Stored records:
★ ★ ★ ★ ★ ★ ★
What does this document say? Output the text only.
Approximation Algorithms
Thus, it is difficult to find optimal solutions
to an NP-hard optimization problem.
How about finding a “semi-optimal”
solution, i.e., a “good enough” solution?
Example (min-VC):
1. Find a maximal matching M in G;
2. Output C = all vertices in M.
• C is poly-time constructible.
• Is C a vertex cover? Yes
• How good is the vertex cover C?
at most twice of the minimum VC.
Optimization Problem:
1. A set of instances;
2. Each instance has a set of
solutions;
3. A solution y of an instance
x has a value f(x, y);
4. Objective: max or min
★ ★ ★ ★ ★ ★ ★
Aim of the task >>
Copy out each line of the listing that holds "vertex".

Response for this exercise >>
• Is C a vertex cover? Yes
• How good is the vertex cover C?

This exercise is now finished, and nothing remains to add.